Begin
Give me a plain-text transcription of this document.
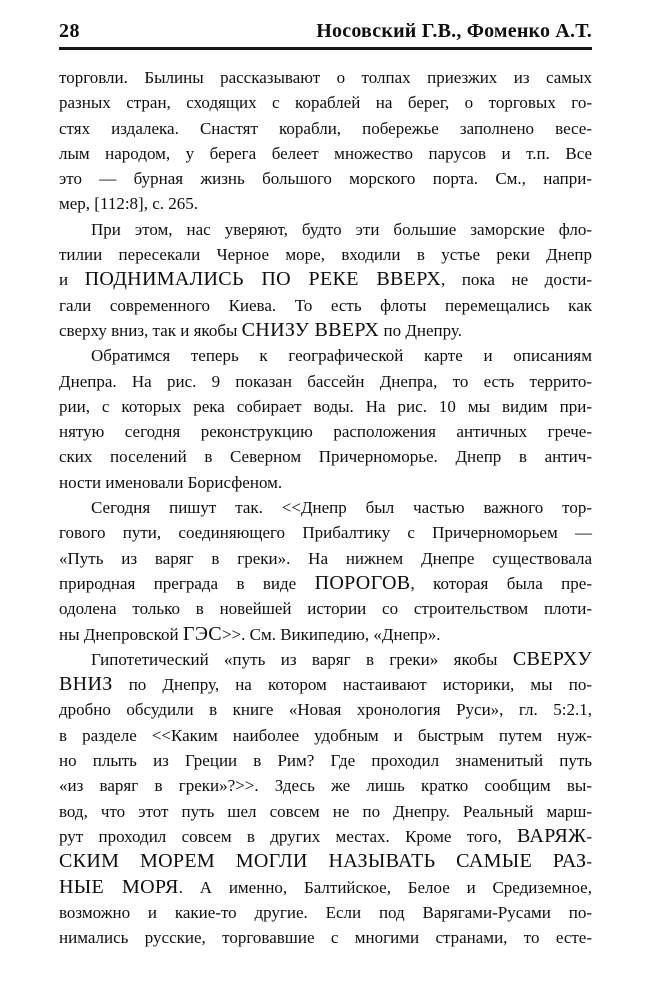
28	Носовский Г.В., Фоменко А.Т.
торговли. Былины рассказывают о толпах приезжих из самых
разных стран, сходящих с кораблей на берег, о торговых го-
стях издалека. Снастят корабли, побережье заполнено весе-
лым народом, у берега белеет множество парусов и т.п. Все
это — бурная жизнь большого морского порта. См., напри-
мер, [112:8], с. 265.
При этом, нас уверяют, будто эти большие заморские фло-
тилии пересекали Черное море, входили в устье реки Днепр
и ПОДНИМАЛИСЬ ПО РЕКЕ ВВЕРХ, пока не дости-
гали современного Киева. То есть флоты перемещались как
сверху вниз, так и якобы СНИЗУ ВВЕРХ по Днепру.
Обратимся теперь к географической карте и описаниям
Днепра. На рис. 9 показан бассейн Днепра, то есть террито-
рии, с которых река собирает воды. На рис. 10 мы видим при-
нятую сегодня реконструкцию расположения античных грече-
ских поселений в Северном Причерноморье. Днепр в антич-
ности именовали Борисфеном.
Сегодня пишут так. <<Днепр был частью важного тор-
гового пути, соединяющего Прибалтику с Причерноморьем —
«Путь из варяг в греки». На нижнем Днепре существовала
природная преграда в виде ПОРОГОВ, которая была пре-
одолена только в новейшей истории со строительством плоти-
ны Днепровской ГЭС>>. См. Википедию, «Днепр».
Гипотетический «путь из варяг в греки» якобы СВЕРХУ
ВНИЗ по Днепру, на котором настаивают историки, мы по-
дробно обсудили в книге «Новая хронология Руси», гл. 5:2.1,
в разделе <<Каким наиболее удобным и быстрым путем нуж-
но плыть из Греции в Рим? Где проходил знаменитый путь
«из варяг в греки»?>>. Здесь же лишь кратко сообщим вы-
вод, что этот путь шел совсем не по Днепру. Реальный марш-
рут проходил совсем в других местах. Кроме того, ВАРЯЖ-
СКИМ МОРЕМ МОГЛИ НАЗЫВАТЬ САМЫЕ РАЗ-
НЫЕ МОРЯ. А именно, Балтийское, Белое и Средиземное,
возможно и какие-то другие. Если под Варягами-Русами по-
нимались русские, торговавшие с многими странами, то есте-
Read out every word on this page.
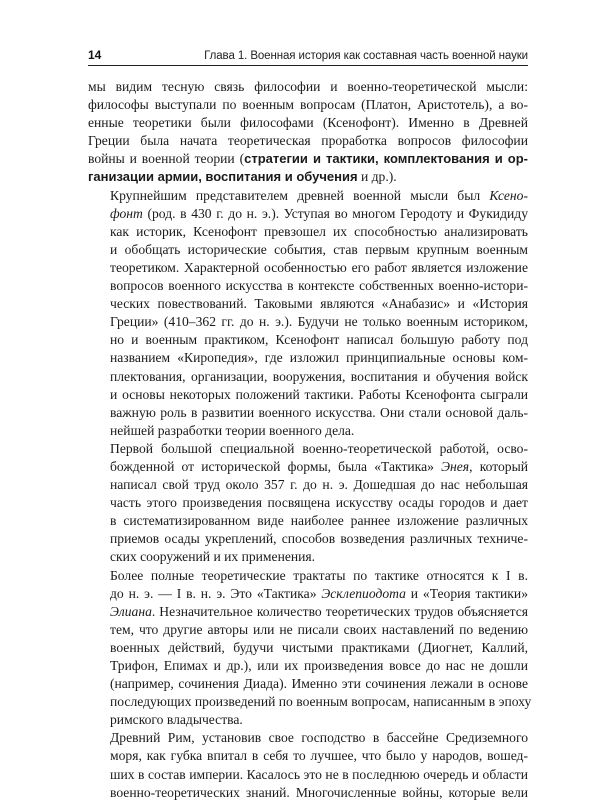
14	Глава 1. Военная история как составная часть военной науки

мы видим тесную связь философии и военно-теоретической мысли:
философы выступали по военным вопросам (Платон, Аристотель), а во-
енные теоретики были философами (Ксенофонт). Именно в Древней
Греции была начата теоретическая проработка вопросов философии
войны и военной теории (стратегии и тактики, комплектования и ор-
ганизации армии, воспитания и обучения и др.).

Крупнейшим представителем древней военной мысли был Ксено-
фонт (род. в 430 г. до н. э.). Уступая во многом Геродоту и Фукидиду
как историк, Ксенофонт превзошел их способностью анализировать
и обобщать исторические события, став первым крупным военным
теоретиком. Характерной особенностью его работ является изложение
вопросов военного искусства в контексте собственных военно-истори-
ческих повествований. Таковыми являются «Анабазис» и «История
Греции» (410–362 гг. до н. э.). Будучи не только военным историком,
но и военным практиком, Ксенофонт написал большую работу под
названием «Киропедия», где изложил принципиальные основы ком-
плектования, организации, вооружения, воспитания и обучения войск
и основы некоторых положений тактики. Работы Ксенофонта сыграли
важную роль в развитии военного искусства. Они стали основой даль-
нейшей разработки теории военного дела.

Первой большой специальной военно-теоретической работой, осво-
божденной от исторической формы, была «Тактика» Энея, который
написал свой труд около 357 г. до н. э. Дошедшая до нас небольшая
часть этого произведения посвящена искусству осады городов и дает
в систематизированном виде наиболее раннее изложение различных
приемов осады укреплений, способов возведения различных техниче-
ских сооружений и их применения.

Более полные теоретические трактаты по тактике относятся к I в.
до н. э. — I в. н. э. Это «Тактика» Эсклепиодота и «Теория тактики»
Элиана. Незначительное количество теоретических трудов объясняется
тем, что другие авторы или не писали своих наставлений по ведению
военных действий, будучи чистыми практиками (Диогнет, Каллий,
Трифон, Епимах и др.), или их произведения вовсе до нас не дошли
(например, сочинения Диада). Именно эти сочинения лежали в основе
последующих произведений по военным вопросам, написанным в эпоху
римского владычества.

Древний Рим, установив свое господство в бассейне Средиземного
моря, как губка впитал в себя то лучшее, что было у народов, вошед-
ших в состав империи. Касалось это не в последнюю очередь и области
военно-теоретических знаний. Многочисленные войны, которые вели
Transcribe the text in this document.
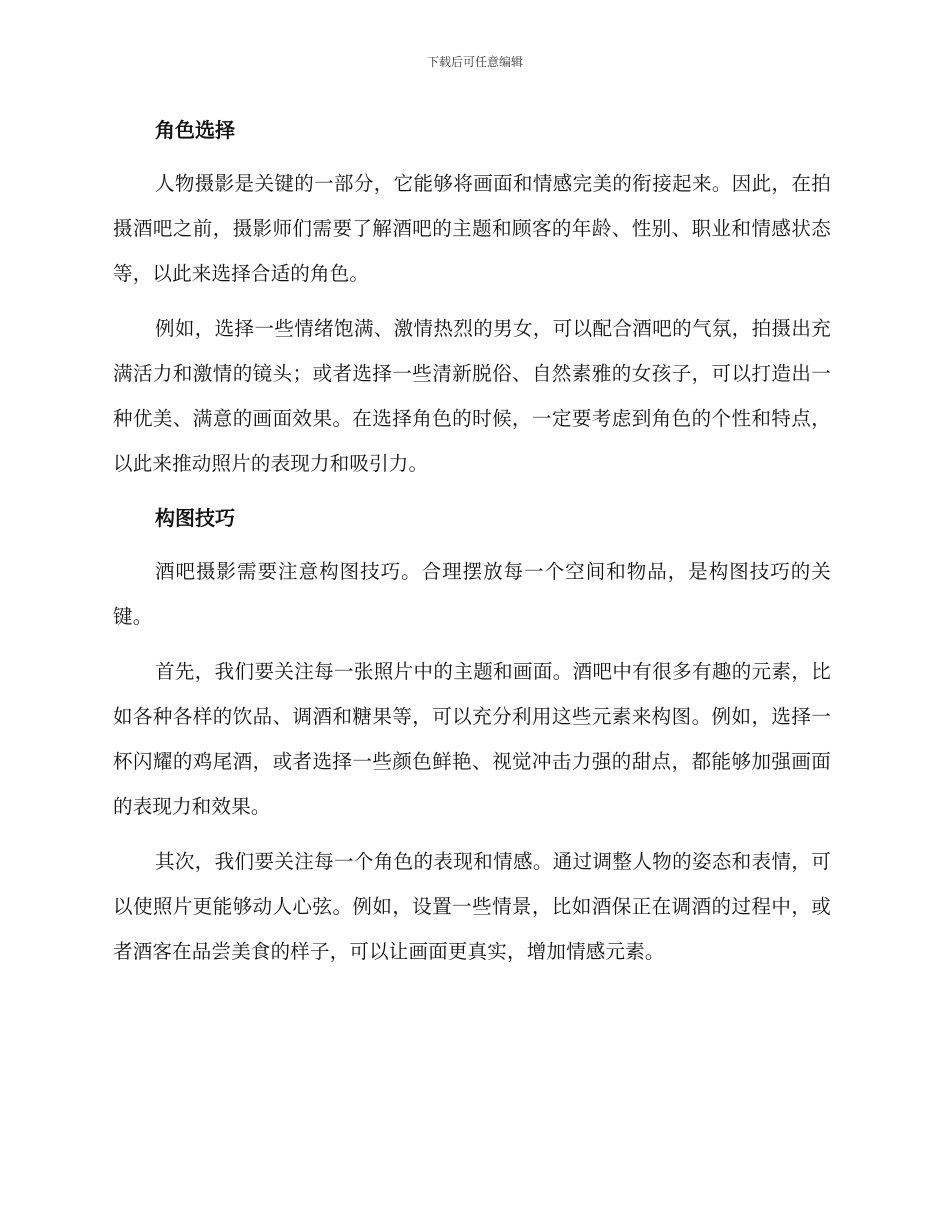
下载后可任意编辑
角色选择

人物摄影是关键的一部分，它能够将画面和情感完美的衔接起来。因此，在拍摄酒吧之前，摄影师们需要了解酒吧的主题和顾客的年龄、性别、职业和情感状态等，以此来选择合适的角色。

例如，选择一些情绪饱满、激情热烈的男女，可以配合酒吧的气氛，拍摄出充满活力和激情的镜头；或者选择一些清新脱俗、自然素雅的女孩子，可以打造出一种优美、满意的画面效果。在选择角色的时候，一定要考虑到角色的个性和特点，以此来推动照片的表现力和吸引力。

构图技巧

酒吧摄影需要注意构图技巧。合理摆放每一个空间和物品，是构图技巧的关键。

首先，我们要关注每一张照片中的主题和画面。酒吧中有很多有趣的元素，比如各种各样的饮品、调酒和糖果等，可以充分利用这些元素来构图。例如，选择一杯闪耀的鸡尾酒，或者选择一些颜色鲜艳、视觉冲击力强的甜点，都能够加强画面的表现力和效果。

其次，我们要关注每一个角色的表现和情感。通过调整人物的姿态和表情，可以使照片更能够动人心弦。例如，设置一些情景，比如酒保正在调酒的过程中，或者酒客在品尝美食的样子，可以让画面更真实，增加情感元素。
End
Retype all the records shown above, character for character. Omit every picture.

(Complete response):
Give me a plain-text transcription of this document.
28	Носовский Г.В., Фоменко А.Т.
торговли. Былины рассказывают о толпах приезжих из самых
разных стран, сходящих с кораблей на берег, о торговых го-
стях издалека. Снастят корабли, побережье заполнено весе-
лым народом, у берега белеет множество парусов и т.п. Все
это — бурная жизнь большого морского порта. См., напри-
мер, [112:8], с. 265.
При этом, нас уверяют, будто эти большие заморские фло-
тилии пересекали Черное море, входили в устье реки Днепр
и ПОДНИМАЛИСЬ ПО РЕКЕ ВВЕРХ, пока не дости-
гали современного Киева. То есть флоты перемещались как
сверху вниз, так и якобы СНИЗУ ВВЕРХ по Днепру.
Обратимся теперь к географической карте и описаниям
Днепра. На рис. 9 показан бассейн Днепра, то есть террито-
рии, с которых река собирает воды. На рис. 10 мы видим при-
нятую сегодня реконструкцию расположения античных грече-
ских поселений в Северном Причерноморье. Днепр в антич-
ности именовали Борисфеном.
Сегодня пишут так. <<Днепр был частью важного тор-
гового пути, соединяющего Прибалтику с Причерноморьем —
«Путь из варяг в греки». На нижнем Днепре существовала
природная преграда в виде ПОРОГОВ, которая была пре-
одолена только в новейшей истории со строительством плоти-
ны Днепровской ГЭС>>. См. Википедию, «Днепр».
Гипотетический «путь из варяг в греки» якобы СВЕРХУ
ВНИЗ по Днепру, на котором настаивают историки, мы по-
дробно обсудили в книге «Новая хронология Руси», гл. 5:2.1,
в разделе <<Каким наиболее удобным и быстрым путем нуж-
но плыть из Греции в Рим? Где проходил знаменитый путь
«из варяг в греки»?>>. Здесь же лишь кратко сообщим вы-
вод, что этот путь шел совсем не по Днепру. Реальный марш-
рут проходил совсем в других местах. Кроме того, ВАРЯЖ-
СКИМ МОРЕМ МОГЛИ НАЗЫВАТЬ САМЫЕ РАЗ-
НЫЕ МОРЯ. А именно, Балтийское, Белое и Средиземное,
возможно и какие-то другие. Если под Варягами-Русами по-
нимались русские, торговавшие с многими странами, то есте-
Read out every word on this page.
14	Глава 1. Военная история как составная часть военной науки

мы видим тесную связь философии и военно-теоретической мысли:
философы выступали по военным вопросам (Платон, Аристотель), а во-
енные теоретики были философами (Ксенофонт). Именно в Древней
Греции была начата теоретическая проработка вопросов философии
войны и военной теории (стратегии и тактики, комплектования и ор-
ганизации армии, воспитания и обучения и др.).

Крупнейшим представителем древней военной мысли был Ксено-
фонт (род. в 430 г. до н. э.). Уступая во многом Геродоту и Фукидиду
как историк, Ксенофонт превзошел их способностью анализировать
и обобщать исторические события, став первым крупным военным
теоретиком. Характерной особенностью его работ является изложение
вопросов военного искусства в контексте собственных военно-истори-
ческих повествований. Таковыми являются «Анабазис» и «История
Греции» (410–362 гг. до н. э.). Будучи не только военным историком,
но и военным практиком, Ксенофонт написал большую работу под
названием «Киропедия», где изложил принципиальные основы ком-
плектования, организации, вооружения, воспитания и обучения войск
и основы некоторых положений тактики. Работы Ксенофонта сыграли
важную роль в развитии военного искусства. Они стали основой даль-
нейшей разработки теории военного дела.

Первой большой специальной военно-теоретической работой, осво-
божденной от исторической формы, была «Тактика» Энея, который
написал свой труд около 357 г. до н. э. Дошедшая до нас небольшая
часть этого произведения посвящена искусству осады городов и дает
в систематизированном виде наиболее раннее изложение различных
приемов осады укреплений, способов возведения различных техниче-
ских сооружений и их применения.

Более полные теоретические трактаты по тактике относятся к I в.
до н. э. — I в. н. э. Это «Тактика» Эсклепиодота и «Теория тактики»
Элиана. Незначительное количество теоретических трудов объясняется
тем, что другие авторы или не писали своих наставлений по ведению
военных действий, будучи чистыми практиками (Диогнет, Каллий,
Трифон, Епимах и др.), или их произведения вовсе до нас не дошли
(например, сочинения Диада). Именно эти сочинения лежали в основе
последующих произведений по военным вопросам, написанным в эпоху
римского владычества.

Древний Рим, установив свое господство в бассейне Средиземного
моря, как губка впитал в себя то лучшее, что было у народов, вошед-
ших в состав империи. Касалось это не в последнюю очередь и области
военно-теоретических знаний. Многочисленные войны, которые вели
Transcribe the text in this document.
下载后可任意编辑
角色选择

人物摄影是关键的一部分，它能够将画面和情感完美的衔接起来。因此，在拍摄酒吧之前，摄影师们需要了解酒吧的主题和顾客的年龄、性别、职业和情感状态等，以此来选择合适的角色。

例如，选择一些情绪饱满、激情热烈的男女，可以配合酒吧的气氛，拍摄出充满活力和激情的镜头；或者选择一些清新脱俗、自然素雅的女孩子，可以打造出一种优美、满意的画面效果。在选择角色的时候，一定要考虑到角色的个性和特点，以此来推动照片的表现力和吸引力。

构图技巧

酒吧摄影需要注意构图技巧。合理摆放每一个空间和物品，是构图技巧的关键。

首先，我们要关注每一张照片中的主题和画面。酒吧中有很多有趣的元素，比如各种各样的饮品、调酒和糖果等，可以充分利用这些元素来构图。例如，选择一杯闪耀的鸡尾酒，或者选择一些颜色鲜艳、视觉冲击力强的甜点，都能够加强画面的表现力和效果。

其次，我们要关注每一个角色的表现和情感。通过调整人物的姿态和表情，可以使照片更能够动人心弦。例如，设置一些情景，比如酒保正在调酒的过程中，或者酒客在品尝美食的样子，可以让画面更真实，增加情感元素。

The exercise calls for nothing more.